Problem description
Give an exact transcription of every line, dropping the images.

(Figure data in JSON)
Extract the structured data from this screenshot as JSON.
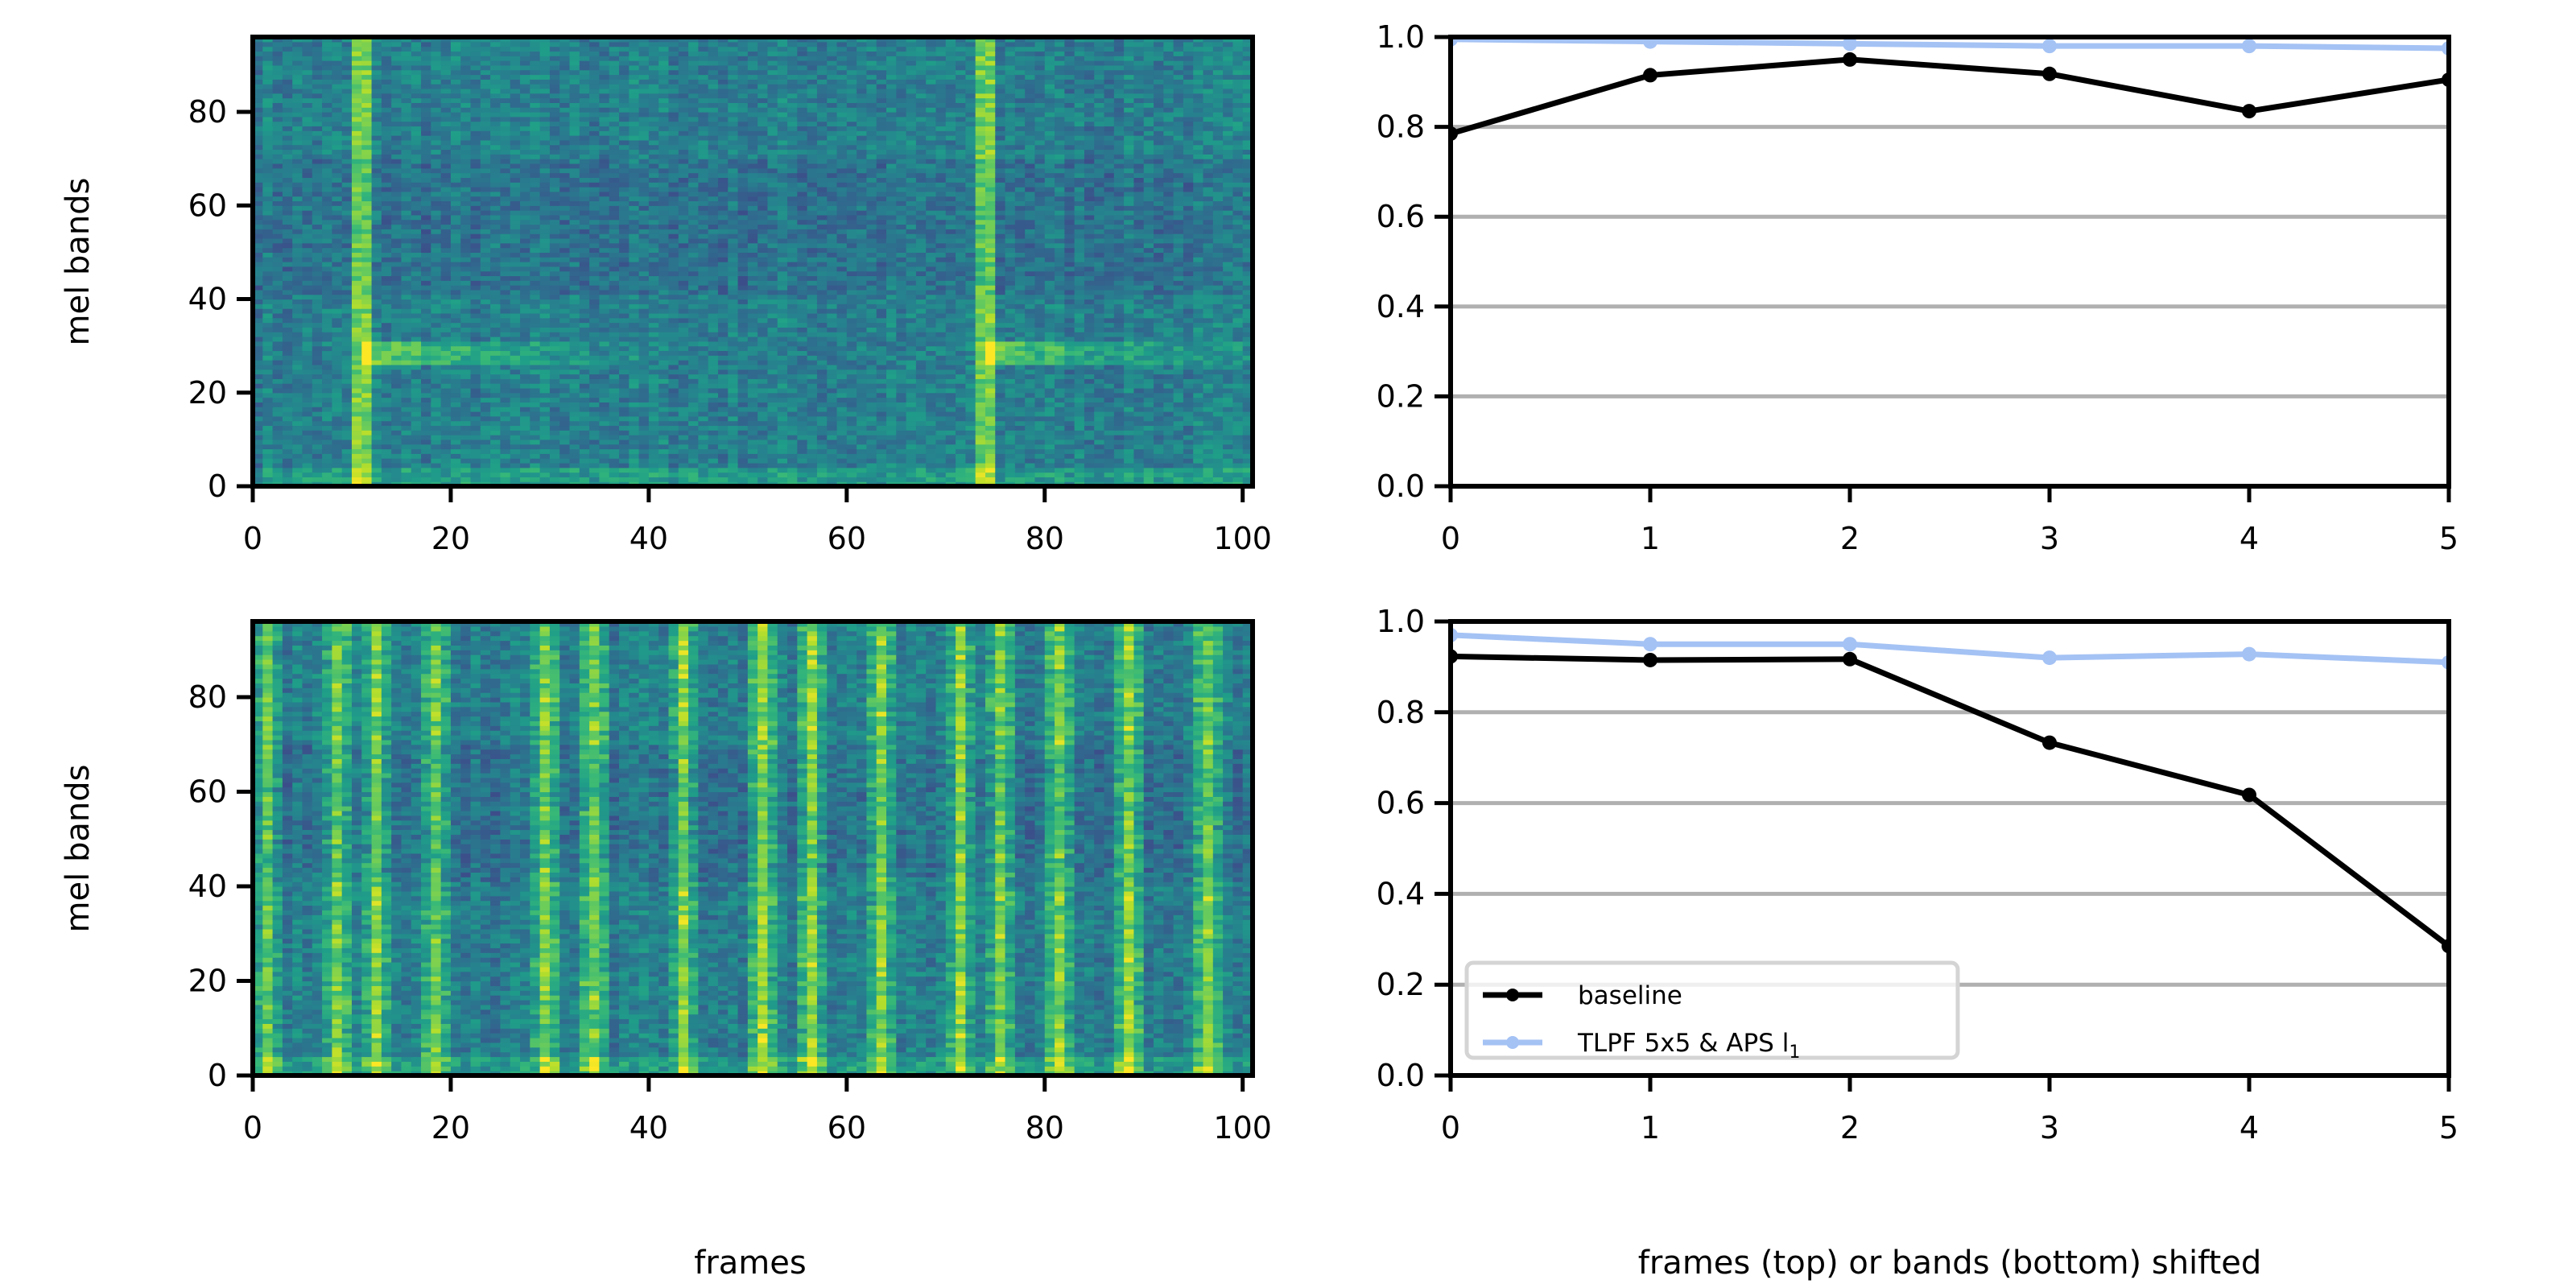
{
  "chart_data": [
    {
      "type": "heatmap",
      "panel": "top-left",
      "colormap": "viridis",
      "xlim": [
        0,
        101
      ],
      "ylim": [
        0,
        96
      ],
      "xticks": [
        "0",
        "20",
        "40",
        "60",
        "80",
        "100"
      ],
      "yticks": [
        "0",
        "20",
        "40",
        "60",
        "80"
      ],
      "xlabel": "",
      "ylabel": "mel bands",
      "bright_onset_frames": [
        11,
        74
      ],
      "bright_band": 28
    },
    {
      "type": "line",
      "panel": "top-right",
      "x": [
        0,
        1,
        2,
        3,
        4,
        5
      ],
      "xlim": [
        0,
        5
      ],
      "ylim": [
        0,
        1.0
      ],
      "xticks": [
        "0",
        "1",
        "2",
        "3",
        "4",
        "5"
      ],
      "yticks": [
        "0.0",
        "0.2",
        "0.4",
        "0.6",
        "0.8",
        "1.0"
      ],
      "grid": "horizontal",
      "series": [
        {
          "name": "baseline",
          "color": "#000000",
          "values": [
            0.785,
            0.915,
            0.95,
            0.918,
            0.835,
            0.905
          ]
        },
        {
          "name": "TLPF 5x5 & APS l1",
          "color": "#a4c2f4",
          "values": [
            0.995,
            0.99,
            0.985,
            0.98,
            0.98,
            0.975
          ]
        }
      ]
    },
    {
      "type": "heatmap",
      "panel": "bottom-left",
      "colormap": "viridis",
      "xlim": [
        0,
        101
      ],
      "ylim": [
        0,
        96
      ],
      "xticks": [
        "0",
        "20",
        "40",
        "60",
        "80",
        "100"
      ],
      "yticks": [
        "0",
        "20",
        "40",
        "60",
        "80"
      ],
      "xlabel": "frames",
      "ylabel": "mel bands",
      "bright_frames": [
        1,
        8,
        12,
        18,
        29,
        34,
        43,
        51,
        56,
        63,
        71,
        75,
        81,
        88,
        96
      ]
    },
    {
      "type": "line",
      "panel": "bottom-right",
      "x": [
        0,
        1,
        2,
        3,
        4,
        5
      ],
      "xlim": [
        0,
        5
      ],
      "ylim": [
        0,
        1.0
      ],
      "xticks": [
        "0",
        "1",
        "2",
        "3",
        "4",
        "5"
      ],
      "yticks": [
        "0.0",
        "0.2",
        "0.4",
        "0.6",
        "0.8",
        "1.0"
      ],
      "xlabel": "frames (top) or bands (bottom) shifted",
      "grid": "horizontal",
      "legend": {
        "position": "lower-left",
        "entries": [
          "baseline",
          "TLPF 5x5 & APS l",
          "1"
        ]
      },
      "series": [
        {
          "name": "baseline",
          "color": "#000000",
          "values": [
            0.923,
            0.915,
            0.917,
            0.733,
            0.618,
            0.285
          ]
        },
        {
          "name": "TLPF 5x5 & APS l1",
          "color": "#a4c2f4",
          "values": [
            0.97,
            0.95,
            0.95,
            0.92,
            0.928,
            0.91
          ]
        }
      ]
    }
  ]
}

Result for this task
Extract the structured data from this screenshot as JSON.
{
  "chart_data": [
    {
      "type": "heatmap",
      "panel": "top-left",
      "colormap": "viridis",
      "xlim": [
        0,
        101
      ],
      "ylim": [
        0,
        96
      ],
      "xticks": [
        "0",
        "20",
        "40",
        "60",
        "80",
        "100"
      ],
      "yticks": [
        "0",
        "20",
        "40",
        "60",
        "80"
      ],
      "xlabel": "",
      "ylabel": "mel bands",
      "bright_onset_frames": [
        11,
        74
      ],
      "bright_band": 28
    },
    {
      "type": "line",
      "panel": "top-right",
      "x": [
        0,
        1,
        2,
        3,
        4,
        5
      ],
      "xlim": [
        0,
        5
      ],
      "ylim": [
        0,
        1.0
      ],
      "xticks": [
        "0",
        "1",
        "2",
        "3",
        "4",
        "5"
      ],
      "yticks": [
        "0.0",
        "0.2",
        "0.4",
        "0.6",
        "0.8",
        "1.0"
      ],
      "grid": "horizontal",
      "series": [
        {
          "name": "baseline",
          "color": "#000000",
          "values": [
            0.785,
            0.915,
            0.95,
            0.918,
            0.835,
            0.905
          ]
        },
        {
          "name": "TLPF 5x5 & APS l1",
          "color": "#a4c2f4",
          "values": [
            0.995,
            0.99,
            0.985,
            0.98,
            0.98,
            0.975
          ]
        }
      ]
    },
    {
      "type": "heatmap",
      "panel": "bottom-left",
      "colormap": "viridis",
      "xlim": [
        0,
        101
      ],
      "ylim": [
        0,
        96
      ],
      "xticks": [
        "0",
        "20",
        "40",
        "60",
        "80",
        "100"
      ],
      "yticks": [
        "0",
        "20",
        "40",
        "60",
        "80"
      ],
      "xlabel": "frames",
      "ylabel": "mel bands",
      "bright_frames": [
        1,
        8,
        12,
        18,
        29,
        34,
        43,
        51,
        56,
        63,
        71,
        75,
        81,
        88,
        96
      ]
    },
    {
      "type": "line",
      "panel": "bottom-right",
      "x": [
        0,
        1,
        2,
        3,
        4,
        5
      ],
      "xlim": [
        0,
        5
      ],
      "ylim": [
        0,
        1.0
      ],
      "xticks": [
        "0",
        "1",
        "2",
        "3",
        "4",
        "5"
      ],
      "yticks": [
        "0.0",
        "0.2",
        "0.4",
        "0.6",
        "0.8",
        "1.0"
      ],
      "xlabel": "frames (top) or bands (bottom) shifted",
      "grid": "horizontal",
      "legend": {
        "position": "lower-left",
        "entries": [
          "baseline",
          "TLPF 5x5 & APS l",
          "1"
        ]
      },
      "series": [
        {
          "name": "baseline",
          "color": "#000000",
          "values": [
            0.923,
            0.915,
            0.917,
            0.733,
            0.618,
            0.285
          ]
        },
        {
          "name": "TLPF 5x5 & APS l1",
          "color": "#a4c2f4",
          "values": [
            0.97,
            0.95,
            0.95,
            0.92,
            0.928,
            0.91
          ]
        }
      ]
    }
  ]
}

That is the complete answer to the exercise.